_WHAT TO PRODUCE_
In the entries below, find the lines with the word "担任副导演" and copy them.

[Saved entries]

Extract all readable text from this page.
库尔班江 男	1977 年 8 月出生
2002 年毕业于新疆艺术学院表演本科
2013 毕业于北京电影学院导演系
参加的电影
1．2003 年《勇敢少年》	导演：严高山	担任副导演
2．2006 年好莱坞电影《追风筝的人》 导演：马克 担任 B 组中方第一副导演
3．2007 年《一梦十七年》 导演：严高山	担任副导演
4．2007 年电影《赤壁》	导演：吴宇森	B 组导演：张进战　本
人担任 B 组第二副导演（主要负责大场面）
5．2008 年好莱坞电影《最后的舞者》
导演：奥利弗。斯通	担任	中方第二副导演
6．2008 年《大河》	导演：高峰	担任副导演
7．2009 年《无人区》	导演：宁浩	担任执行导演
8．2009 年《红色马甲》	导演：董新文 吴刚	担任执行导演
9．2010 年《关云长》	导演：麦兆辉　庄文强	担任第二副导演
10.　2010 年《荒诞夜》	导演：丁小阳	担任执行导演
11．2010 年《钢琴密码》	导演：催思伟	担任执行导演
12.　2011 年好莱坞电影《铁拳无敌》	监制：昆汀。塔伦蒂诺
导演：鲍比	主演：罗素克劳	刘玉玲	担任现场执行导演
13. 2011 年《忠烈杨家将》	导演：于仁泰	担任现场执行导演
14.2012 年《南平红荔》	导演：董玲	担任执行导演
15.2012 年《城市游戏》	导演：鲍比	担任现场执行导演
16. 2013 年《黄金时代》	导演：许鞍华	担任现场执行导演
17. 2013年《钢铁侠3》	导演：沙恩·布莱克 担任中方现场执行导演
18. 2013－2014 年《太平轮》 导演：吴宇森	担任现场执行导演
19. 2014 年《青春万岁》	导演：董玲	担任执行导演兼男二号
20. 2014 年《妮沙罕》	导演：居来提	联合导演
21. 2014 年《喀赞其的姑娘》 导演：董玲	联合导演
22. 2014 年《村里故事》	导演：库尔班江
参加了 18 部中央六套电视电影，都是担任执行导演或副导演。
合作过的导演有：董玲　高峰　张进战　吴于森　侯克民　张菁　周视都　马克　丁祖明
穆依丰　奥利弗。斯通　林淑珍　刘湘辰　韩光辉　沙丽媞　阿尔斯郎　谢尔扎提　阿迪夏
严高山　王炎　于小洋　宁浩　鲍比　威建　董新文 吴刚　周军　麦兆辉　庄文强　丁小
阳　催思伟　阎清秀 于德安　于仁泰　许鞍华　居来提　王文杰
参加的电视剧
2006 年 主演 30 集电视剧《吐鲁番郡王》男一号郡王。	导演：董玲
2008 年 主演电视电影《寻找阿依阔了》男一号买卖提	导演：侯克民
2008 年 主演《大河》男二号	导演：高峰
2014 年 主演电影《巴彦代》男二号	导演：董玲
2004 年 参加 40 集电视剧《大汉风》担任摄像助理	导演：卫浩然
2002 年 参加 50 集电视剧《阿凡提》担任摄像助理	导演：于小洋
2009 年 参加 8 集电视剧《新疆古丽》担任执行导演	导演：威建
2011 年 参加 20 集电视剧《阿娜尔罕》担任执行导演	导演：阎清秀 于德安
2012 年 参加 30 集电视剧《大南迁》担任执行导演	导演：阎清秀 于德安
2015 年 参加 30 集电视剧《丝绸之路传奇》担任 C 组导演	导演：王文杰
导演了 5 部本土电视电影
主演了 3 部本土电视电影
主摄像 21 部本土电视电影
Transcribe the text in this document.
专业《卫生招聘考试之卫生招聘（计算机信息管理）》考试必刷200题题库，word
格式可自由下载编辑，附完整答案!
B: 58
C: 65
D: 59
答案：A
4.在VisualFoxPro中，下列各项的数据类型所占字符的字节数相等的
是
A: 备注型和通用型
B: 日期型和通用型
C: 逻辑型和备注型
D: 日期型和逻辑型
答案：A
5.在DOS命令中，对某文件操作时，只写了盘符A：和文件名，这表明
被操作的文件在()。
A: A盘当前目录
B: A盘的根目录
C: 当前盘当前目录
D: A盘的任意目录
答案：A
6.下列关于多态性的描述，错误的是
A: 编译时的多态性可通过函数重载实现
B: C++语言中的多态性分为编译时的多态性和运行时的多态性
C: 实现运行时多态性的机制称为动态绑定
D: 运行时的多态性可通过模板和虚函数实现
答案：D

_REPLY_
1．2003 年《勇敢少年》	导演：严高山	担任副导演
3．2007 年《一梦十七年》 导演：严高山	担任副导演
6．2008 年《大河》	导演：高峰	担任副导演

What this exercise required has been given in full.